START Available data
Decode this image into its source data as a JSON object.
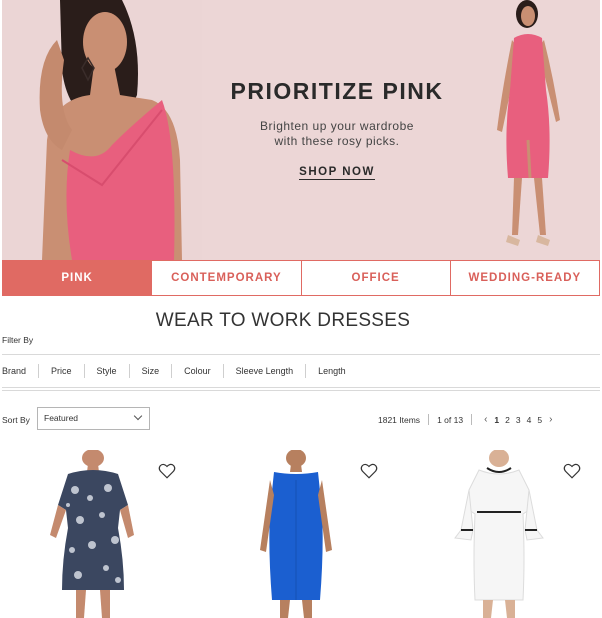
{
  "banner": {
    "title": "PRIORITIZE PINK",
    "subtitle_line1": "Brighten up your wardrobe",
    "subtitle_line2": "with these rosy picks.",
    "cta": "SHOP NOW"
  },
  "category_tabs": [
    {
      "label": "PINK",
      "active": true
    },
    {
      "label": "CONTEMPORARY",
      "active": false
    },
    {
      "label": "OFFICE",
      "active": false
    },
    {
      "label": "WEDDING-READY",
      "active": false
    }
  ],
  "page_title": "WEAR TO WORK DRESSES",
  "filter_by_label": "Filter By",
  "filters": [
    "Brand",
    "Price",
    "Style",
    "Size",
    "Colour",
    "Sleeve Length",
    "Length"
  ],
  "sort": {
    "label": "Sort By",
    "value": "Featured"
  },
  "results": {
    "count": "1821 Items",
    "page_of": "1 of 13"
  },
  "pagination": {
    "prev": "‹",
    "next": "›",
    "pages": [
      "1",
      "2",
      "3",
      "4",
      "5"
    ],
    "current": "1"
  },
  "products": [
    {
      "name": "floral-print-dress",
      "color": "#2f3a52"
    },
    {
      "name": "blue-sheath-dress",
      "color": "#1b5fd0"
    },
    {
      "name": "white-bell-sleeve-dress",
      "color": "#f4f4f4"
    }
  ],
  "icons": {
    "favorite": "heart-icon",
    "dropdown": "chevron-down-icon"
  },
  "colors": {
    "accent": "#e06a63",
    "banner_bg": "#ecd6d6",
    "dress_pink": "#e85f7e"
  }
}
END Available data
**What needs to be done**
The pictures should not appear in the copy; every other part of the records above must be returned exactly.

**Written response**
Decode this image into its source data as a JSON object.
{
  "banner": {
    "title": "PRIORITIZE PINK",
    "subtitle_line1": "Brighten up your wardrobe",
    "subtitle_line2": "with these rosy picks.",
    "cta": "SHOP NOW"
  },
  "category_tabs": [
    {
      "label": "PINK",
      "active": true
    },
    {
      "label": "CONTEMPORARY",
      "active": false
    },
    {
      "label": "OFFICE",
      "active": false
    },
    {
      "label": "WEDDING-READY",
      "active": false
    }
  ],
  "page_title": "WEAR TO WORK DRESSES",
  "filter_by_label": "Filter By",
  "filters": [
    "Brand",
    "Price",
    "Style",
    "Size",
    "Colour",
    "Sleeve Length",
    "Length"
  ],
  "sort": {
    "label": "Sort By",
    "value": "Featured"
  },
  "results": {
    "count": "1821 Items",
    "page_of": "1 of 13"
  },
  "pagination": {
    "prev": "‹",
    "next": "›",
    "pages": [
      "1",
      "2",
      "3",
      "4",
      "5"
    ],
    "current": "1"
  },
  "products": [
    {
      "name": "floral-print-dress",
      "color": "#2f3a52"
    },
    {
      "name": "blue-sheath-dress",
      "color": "#1b5fd0"
    },
    {
      "name": "white-bell-sleeve-dress",
      "color": "#f4f4f4"
    }
  ],
  "icons": {
    "favorite": "heart-icon",
    "dropdown": "chevron-down-icon"
  },
  "colors": {
    "accent": "#e06a63",
    "banner_bg": "#ecd6d6",
    "dress_pink": "#e85f7e"
  }
}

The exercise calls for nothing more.